— Start of Extracted data —
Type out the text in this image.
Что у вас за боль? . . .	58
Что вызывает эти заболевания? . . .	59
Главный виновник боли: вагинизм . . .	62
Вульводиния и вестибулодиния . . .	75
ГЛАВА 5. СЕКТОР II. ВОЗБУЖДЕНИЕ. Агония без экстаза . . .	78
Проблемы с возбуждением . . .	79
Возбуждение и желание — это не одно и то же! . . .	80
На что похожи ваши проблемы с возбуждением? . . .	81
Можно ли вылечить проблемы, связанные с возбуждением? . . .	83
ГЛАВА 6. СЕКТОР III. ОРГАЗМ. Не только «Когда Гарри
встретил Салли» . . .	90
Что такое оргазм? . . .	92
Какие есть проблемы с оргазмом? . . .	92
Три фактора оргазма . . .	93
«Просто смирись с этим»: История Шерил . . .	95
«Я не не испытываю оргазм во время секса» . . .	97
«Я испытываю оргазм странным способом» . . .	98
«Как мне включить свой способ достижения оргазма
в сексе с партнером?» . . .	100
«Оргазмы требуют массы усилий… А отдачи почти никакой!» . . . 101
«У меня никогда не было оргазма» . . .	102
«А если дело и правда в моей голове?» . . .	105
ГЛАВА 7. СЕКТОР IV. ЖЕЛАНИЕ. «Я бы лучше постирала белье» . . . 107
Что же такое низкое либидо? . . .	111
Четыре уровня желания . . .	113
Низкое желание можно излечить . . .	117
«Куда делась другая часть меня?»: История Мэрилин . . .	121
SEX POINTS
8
— End of Extracted data —
→ **The problem**: Pull out all lines of the data with the string "СЕКТОР".

→ **Written answer**:
ГЛАВА 5. СЕКТОР II. ВОЗБУЖДЕНИЕ. Агония без экстаза . . .	78
ГЛАВА 6. СЕКТОР III. ОРГАЗМ. Не только «Когда Гарри
ГЛАВА 7. СЕКТОР IV. ЖЕЛАНИЕ. «Я бы лучше постирала белье» . . . 107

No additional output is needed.